- _AIM OF THE TASK_
Identify the lines that contain the word "Information", then copy them.

[Entries taken from a collection]
>>

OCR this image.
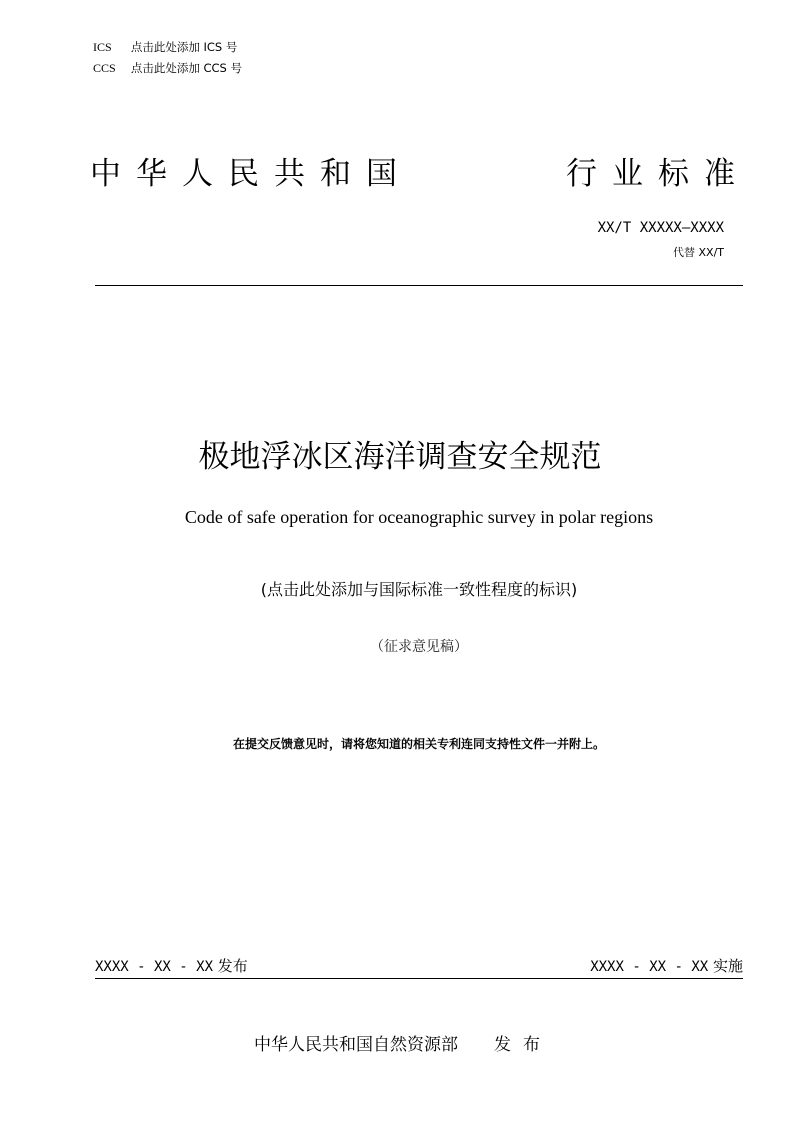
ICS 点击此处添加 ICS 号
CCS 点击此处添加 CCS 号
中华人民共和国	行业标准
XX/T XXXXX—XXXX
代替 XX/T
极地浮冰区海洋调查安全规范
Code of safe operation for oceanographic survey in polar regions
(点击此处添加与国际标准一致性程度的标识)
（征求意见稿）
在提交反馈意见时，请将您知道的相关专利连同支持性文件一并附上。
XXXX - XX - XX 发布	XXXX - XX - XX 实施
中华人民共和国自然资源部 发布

<<
>>

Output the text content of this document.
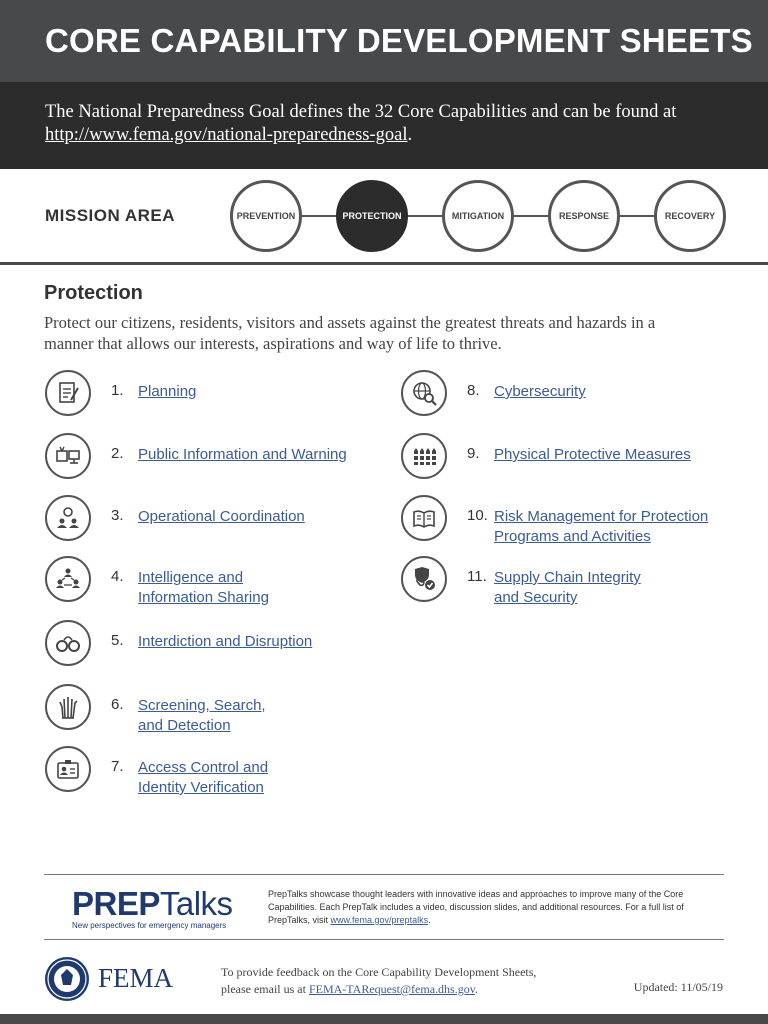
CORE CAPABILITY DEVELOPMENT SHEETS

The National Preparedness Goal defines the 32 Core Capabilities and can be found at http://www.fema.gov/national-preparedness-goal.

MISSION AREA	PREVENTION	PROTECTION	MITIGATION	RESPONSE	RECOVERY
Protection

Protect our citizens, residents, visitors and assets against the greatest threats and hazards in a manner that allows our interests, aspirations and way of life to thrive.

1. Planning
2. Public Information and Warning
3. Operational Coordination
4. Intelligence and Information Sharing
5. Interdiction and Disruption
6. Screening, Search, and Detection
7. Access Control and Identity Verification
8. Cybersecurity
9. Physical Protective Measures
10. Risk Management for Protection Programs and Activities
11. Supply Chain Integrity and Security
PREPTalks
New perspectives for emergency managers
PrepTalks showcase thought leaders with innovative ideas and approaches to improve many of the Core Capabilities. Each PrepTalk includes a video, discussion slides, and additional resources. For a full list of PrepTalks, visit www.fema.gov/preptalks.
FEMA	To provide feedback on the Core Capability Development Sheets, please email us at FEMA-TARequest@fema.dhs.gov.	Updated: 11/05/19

<<

- _SOLUTION FOR THIS EXERCISE_
2. Public Information and Warning
4. Intelligence and Information Sharing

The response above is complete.